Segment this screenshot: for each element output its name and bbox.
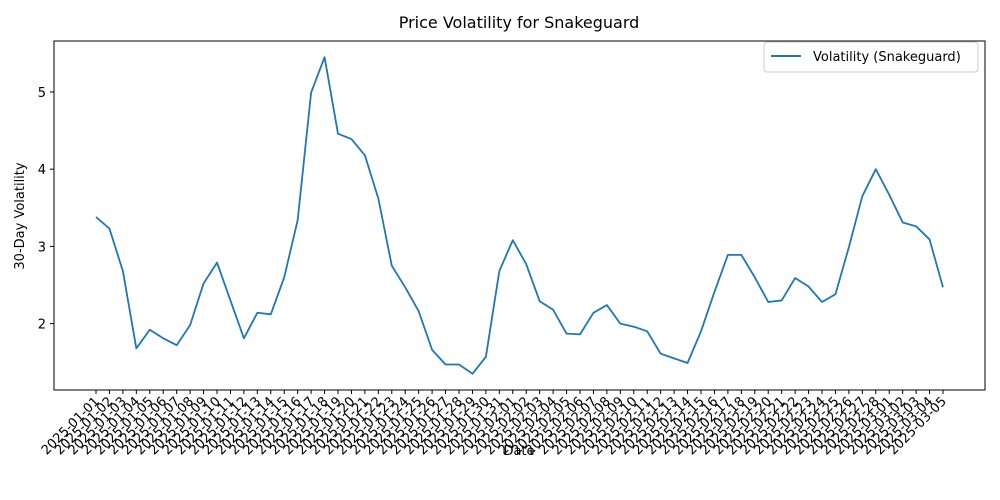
x-axis-title: Date: [503, 444, 534, 459]
data-point: [861, 195, 863, 197]
data-point: [848, 246, 850, 248]
plot-area-frame: [53, 40, 986, 391]
data-point: [942, 286, 944, 288]
data-point: [740, 254, 742, 256]
data-point: [660, 353, 662, 355]
data-point: [324, 56, 326, 58]
data-point: [619, 323, 621, 325]
data-point: [929, 238, 931, 240]
data-point: [821, 301, 823, 303]
data-point: [337, 133, 339, 135]
data-point: [283, 276, 285, 278]
data-point: [566, 333, 568, 335]
data-point: [485, 356, 487, 358]
data-point: [203, 282, 205, 284]
data-point: [525, 263, 527, 265]
data-point: [552, 309, 554, 311]
data-point: [579, 333, 581, 335]
data-point: [687, 362, 689, 364]
data-point: [633, 326, 635, 328]
data-point: [297, 219, 299, 221]
data-point: [445, 364, 447, 366]
data-point: [673, 357, 675, 359]
data-point: [108, 228, 110, 230]
chart-title: Price Volatility for Snakeguard: [399, 13, 640, 32]
data-point: [781, 299, 783, 301]
data-point: [875, 168, 877, 170]
data-point: [646, 330, 648, 332]
data-point: [310, 92, 312, 94]
data-point: [471, 373, 473, 375]
data-point: [135, 347, 137, 349]
data-point: [794, 277, 796, 279]
data-point: [95, 216, 97, 218]
data-point: [256, 312, 258, 314]
data-point: [808, 286, 810, 288]
data-point: [902, 221, 904, 223]
data-point: [243, 337, 245, 339]
y-tick-label: 5: [38, 86, 46, 101]
data-point: [189, 324, 191, 326]
data-point: [162, 337, 164, 339]
data-point: [834, 293, 836, 295]
data-point: [754, 276, 756, 278]
legend-label: Volatility (Snakeguard): [813, 50, 961, 65]
data-point: [512, 239, 514, 241]
data-point: [176, 344, 178, 346]
data-point: [122, 270, 124, 272]
data-point: [727, 254, 729, 256]
data-point: [270, 313, 272, 315]
legend-frame: [763, 41, 979, 73]
series-line: [95, 56, 944, 375]
data-point: [498, 270, 500, 272]
data-point: [404, 286, 406, 288]
data-point: [539, 300, 541, 302]
y-axis: 2 3 4 5: [38, 86, 54, 333]
data-point: [915, 225, 917, 227]
data-point: [350, 138, 352, 140]
x-axis: 2025-01-012025-01-022025-01-032025-01-04…: [39, 390, 950, 458]
data-point: [229, 299, 231, 301]
data-point: [391, 265, 393, 267]
data-point: [364, 154, 366, 156]
data-point: [149, 329, 151, 331]
data-point: [767, 301, 769, 303]
data-point: [592, 312, 594, 314]
data-point: [606, 304, 608, 306]
y-axis-title: 30-Day Volatility: [13, 162, 28, 269]
data-point: [888, 194, 890, 196]
data-point: [377, 198, 379, 200]
data-point: [431, 349, 433, 351]
data-point: [216, 262, 218, 264]
data-point: [418, 310, 420, 312]
legend: Volatility (Snakeguard): [763, 41, 979, 73]
data-point: [458, 364, 460, 366]
series-layer: [95, 56, 944, 375]
data-point: [700, 330, 702, 332]
y-tick-label: 3: [38, 240, 46, 255]
data-point: [713, 291, 715, 293]
y-tick-label: 2: [38, 318, 46, 333]
y-tick-label: 4: [38, 163, 46, 178]
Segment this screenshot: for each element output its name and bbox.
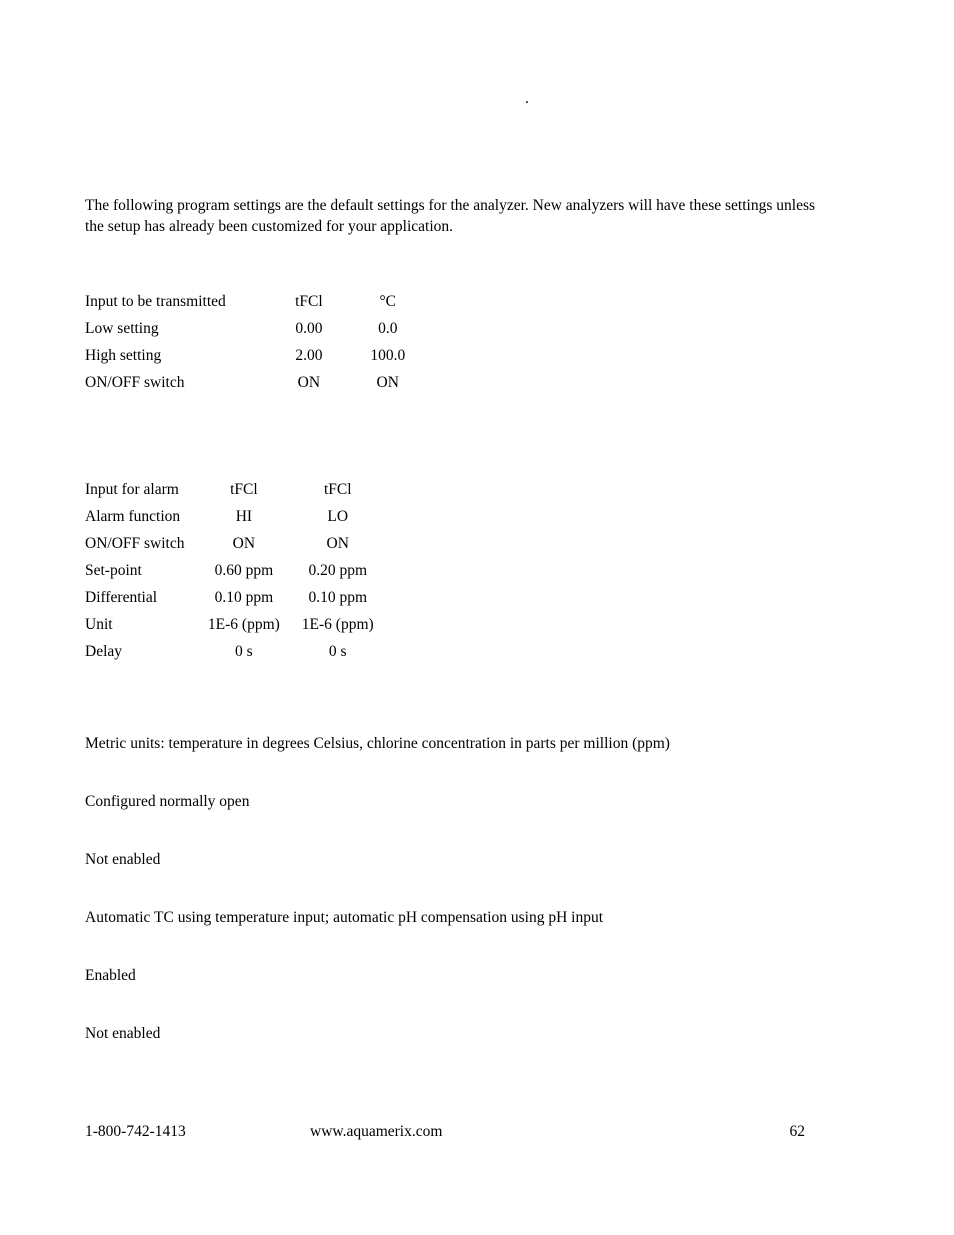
- row-cell: 0.10 ppm: [293, 584, 383, 611]
- header-dot: .: [525, 90, 529, 108]
- table-row: High setting 2.00 100.0: [85, 342, 423, 369]
- row-cell: 0 s: [293, 638, 383, 665]
- table-row: Differential 0.10 ppm 0.10 ppm: [85, 584, 383, 611]
- footer-page-number: 62: [790, 1123, 806, 1141]
- row-cell: 0.10 ppm: [199, 584, 289, 611]
- note-line: Automatic TC using temperature input; au…: [85, 908, 825, 929]
- row-label: Alarm function: [85, 503, 195, 530]
- row-label: ON/OFF switch: [85, 369, 275, 396]
- table-row: Input to be transmitted tFCl °C: [85, 288, 423, 315]
- row-cell: HI: [199, 503, 289, 530]
- table-row: Delay 0 s 0 s: [85, 638, 383, 665]
- row-cell: 0.00: [279, 315, 339, 342]
- row-cell: tFCl: [199, 476, 289, 503]
- table-row: ON/OFF switch ON ON: [85, 530, 383, 557]
- row-cell: tFCl: [279, 288, 339, 315]
- row-cell: ON: [279, 369, 339, 396]
- row-label: Input to be transmitted: [85, 288, 275, 315]
- row-cell: 0.60 ppm: [199, 557, 289, 584]
- note-line: Not enabled: [85, 850, 825, 871]
- row-label: High setting: [85, 342, 275, 369]
- row-cell: 1E-6 (ppm): [293, 611, 383, 638]
- row-cell: 0.20 ppm: [293, 557, 383, 584]
- table-row: Alarm function HI LO: [85, 503, 383, 530]
- note-line: Enabled: [85, 966, 825, 987]
- note-line: Not enabled: [85, 1024, 825, 1045]
- row-cell: ON: [353, 369, 423, 396]
- note-line: Metric units: temperature in degrees Cel…: [85, 734, 825, 755]
- row-label: Delay: [85, 638, 195, 665]
- row-label: Differential: [85, 584, 195, 611]
- row-cell: ON: [293, 530, 383, 557]
- row-cell: 100.0: [353, 342, 423, 369]
- row-label: ON/OFF switch: [85, 530, 195, 557]
- note-line: Configured normally open: [85, 792, 825, 813]
- row-cell: 0 s: [199, 638, 289, 665]
- row-label: Input for alarm: [85, 476, 195, 503]
- output-settings-table: Input to be transmitted tFCl °C Low sett…: [85, 288, 423, 396]
- table-row: Input for alarm tFCl tFCl: [85, 476, 383, 503]
- row-cell: tFCl: [293, 476, 383, 503]
- row-cell: 1E-6 (ppm): [199, 611, 289, 638]
- row-label: Unit: [85, 611, 195, 638]
- row-cell: 0.0: [353, 315, 423, 342]
- row-label: Set-point: [85, 557, 195, 584]
- table-row: Set-point 0.60 ppm 0.20 ppm: [85, 557, 383, 584]
- table-row: Unit 1E-6 (ppm) 1E-6 (ppm): [85, 611, 383, 638]
- intro-paragraph: The following program settings are the d…: [85, 196, 825, 238]
- footer-phone: 1-800-742-1413: [85, 1123, 186, 1141]
- footer-url: www.aquamerix.com: [310, 1123, 442, 1141]
- row-cell: °C: [353, 288, 423, 315]
- table-row: Low setting 0.00 0.0: [85, 315, 423, 342]
- row-cell: LO: [293, 503, 383, 530]
- row-label: Low setting: [85, 315, 275, 342]
- alarm-settings-table: Input for alarm tFCl tFCl Alarm function…: [85, 476, 383, 665]
- table-row: ON/OFF switch ON ON: [85, 369, 423, 396]
- row-cell: ON: [199, 530, 289, 557]
- row-cell: 2.00: [279, 342, 339, 369]
- notes-section: Metric units: temperature in degrees Cel…: [85, 734, 825, 1045]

-*-

Directions for this task → Repeat every row above word for word, leaving out the pictures.

Response to the exercise →
Segment this screenshot: for each element output its name and bbox.
x-axis-title: Date: [503, 444, 534, 459]
data-point: [861, 195, 863, 197]
data-point: [848, 246, 850, 248]
plot-area-frame: [53, 40, 986, 391]
data-point: [942, 286, 944, 288]
data-point: [740, 254, 742, 256]
data-point: [660, 353, 662, 355]
data-point: [324, 56, 326, 58]
data-point: [619, 323, 621, 325]
data-point: [929, 238, 931, 240]
data-point: [821, 301, 823, 303]
data-point: [337, 133, 339, 135]
data-point: [283, 276, 285, 278]
data-point: [566, 333, 568, 335]
data-point: [485, 356, 487, 358]
data-point: [203, 282, 205, 284]
data-point: [525, 263, 527, 265]
data-point: [552, 309, 554, 311]
data-point: [579, 333, 581, 335]
data-point: [687, 362, 689, 364]
data-point: [633, 326, 635, 328]
data-point: [297, 219, 299, 221]
data-point: [445, 364, 447, 366]
data-point: [673, 357, 675, 359]
data-point: [108, 228, 110, 230]
chart-title: Price Volatility for Snakeguard: [399, 13, 640, 32]
data-point: [781, 299, 783, 301]
data-point: [875, 168, 877, 170]
data-point: [646, 330, 648, 332]
data-point: [310, 92, 312, 94]
data-point: [471, 373, 473, 375]
data-point: [135, 347, 137, 349]
data-point: [794, 277, 796, 279]
data-point: [95, 216, 97, 218]
data-point: [256, 312, 258, 314]
data-point: [808, 286, 810, 288]
data-point: [902, 221, 904, 223]
data-point: [243, 337, 245, 339]
y-tick-label: 5: [38, 86, 46, 101]
data-point: [189, 324, 191, 326]
data-point: [162, 337, 164, 339]
data-point: [834, 293, 836, 295]
data-point: [754, 276, 756, 278]
legend-label: Volatility (Snakeguard): [813, 50, 961, 65]
data-point: [512, 239, 514, 241]
data-point: [176, 344, 178, 346]
data-point: [122, 270, 124, 272]
data-point: [727, 254, 729, 256]
data-point: [270, 313, 272, 315]
legend-frame: [763, 41, 979, 73]
series-line: [95, 56, 944, 375]
data-point: [498, 270, 500, 272]
data-point: [404, 286, 406, 288]
data-point: [539, 300, 541, 302]
y-axis: 2 3 4 5: [38, 86, 54, 333]
data-point: [915, 225, 917, 227]
data-point: [350, 138, 352, 140]
x-axis: 2025-01-012025-01-022025-01-032025-01-04…: [39, 390, 950, 458]
data-point: [229, 299, 231, 301]
data-point: [391, 265, 393, 267]
data-point: [364, 154, 366, 156]
data-point: [149, 329, 151, 331]
data-point: [767, 301, 769, 303]
data-point: [592, 312, 594, 314]
data-point: [606, 304, 608, 306]
y-axis-title: 30-Day Volatility: [13, 162, 28, 269]
data-point: [888, 194, 890, 196]
data-point: [377, 198, 379, 200]
data-point: [431, 349, 433, 351]
data-point: [216, 262, 218, 264]
data-point: [418, 310, 420, 312]
legend: Volatility (Snakeguard): [763, 41, 979, 73]
data-point: [458, 364, 460, 366]
series-layer: [95, 56, 944, 375]
data-point: [700, 330, 702, 332]
y-tick-label: 3: [38, 240, 46, 255]
data-point: [713, 291, 715, 293]
y-tick-label: 2: [38, 318, 46, 333]
y-tick-label: 4: [38, 163, 46, 178]
Segment this screenshot: for each element output its name and bbox.
- row-cell: 0.10 ppm: [293, 584, 383, 611]
- header-dot: .: [525, 90, 529, 108]
- table-row: High setting 2.00 100.0: [85, 342, 423, 369]
- row-cell: 0 s: [293, 638, 383, 665]
- table-row: Differential 0.10 ppm 0.10 ppm: [85, 584, 383, 611]
- footer-page-number: 62: [790, 1123, 806, 1141]
- row-cell: 0.10 ppm: [199, 584, 289, 611]
- note-line: Automatic TC using temperature input; au…: [85, 908, 825, 929]
- row-label: Alarm function: [85, 503, 195, 530]
- row-label: ON/OFF switch: [85, 369, 275, 396]
- table-row: Input to be transmitted tFCl °C: [85, 288, 423, 315]
- row-cell: HI: [199, 503, 289, 530]
- table-row: Delay 0 s 0 s: [85, 638, 383, 665]
- row-cell: 0.00: [279, 315, 339, 342]
- row-cell: tFCl: [199, 476, 289, 503]
- table-row: ON/OFF switch ON ON: [85, 530, 383, 557]
- row-cell: tFCl: [279, 288, 339, 315]
- row-cell: ON: [279, 369, 339, 396]
- row-label: Input to be transmitted: [85, 288, 275, 315]
- row-cell: 0.60 ppm: [199, 557, 289, 584]
- note-line: Not enabled: [85, 850, 825, 871]
- row-label: High setting: [85, 342, 275, 369]
- row-cell: 1E-6 (ppm): [293, 611, 383, 638]
- row-cell: 0.20 ppm: [293, 557, 383, 584]
- table-row: Alarm function HI LO: [85, 503, 383, 530]
- note-line: Enabled: [85, 966, 825, 987]
- note-line: Not enabled: [85, 1024, 825, 1045]
- row-cell: ON: [353, 369, 423, 396]
- note-line: Metric units: temperature in degrees Cel…: [85, 734, 825, 755]
- row-label: Delay: [85, 638, 195, 665]
- row-label: Differential: [85, 584, 195, 611]
- row-cell: ON: [293, 530, 383, 557]
- row-cell: 100.0: [353, 342, 423, 369]
- row-label: ON/OFF switch: [85, 530, 195, 557]
- note-line: Configured normally open: [85, 792, 825, 813]
- row-cell: 0 s: [199, 638, 289, 665]
- row-label: Input for alarm: [85, 476, 195, 503]
- output-settings-table: Input to be transmitted tFCl °C Low sett…: [85, 288, 423, 396]
- table-row: Input for alarm tFCl tFCl: [85, 476, 383, 503]
- row-cell: tFCl: [293, 476, 383, 503]
- row-cell: 1E-6 (ppm): [199, 611, 289, 638]
- row-label: Unit: [85, 611, 195, 638]
- row-cell: 0.0: [353, 315, 423, 342]
- row-label: Set-point: [85, 557, 195, 584]
- table-row: Set-point 0.60 ppm 0.20 ppm: [85, 557, 383, 584]
- table-row: Unit 1E-6 (ppm) 1E-6 (ppm): [85, 611, 383, 638]
- intro-paragraph: The following program settings are the d…: [85, 196, 825, 238]
- footer-phone: 1-800-742-1413: [85, 1123, 186, 1141]
- footer-url: www.aquamerix.com: [310, 1123, 442, 1141]
- row-cell: °C: [353, 288, 423, 315]
- table-row: Low setting 0.00 0.0: [85, 315, 423, 342]
- row-cell: LO: [293, 503, 383, 530]
- row-label: Low setting: [85, 315, 275, 342]
- alarm-settings-table: Input for alarm tFCl tFCl Alarm function…: [85, 476, 383, 665]
- table-row: ON/OFF switch ON ON: [85, 369, 423, 396]
- row-cell: ON: [199, 530, 289, 557]
- row-cell: 2.00: [279, 342, 339, 369]
- notes-section: Metric units: temperature in degrees Cel…: [85, 734, 825, 1045]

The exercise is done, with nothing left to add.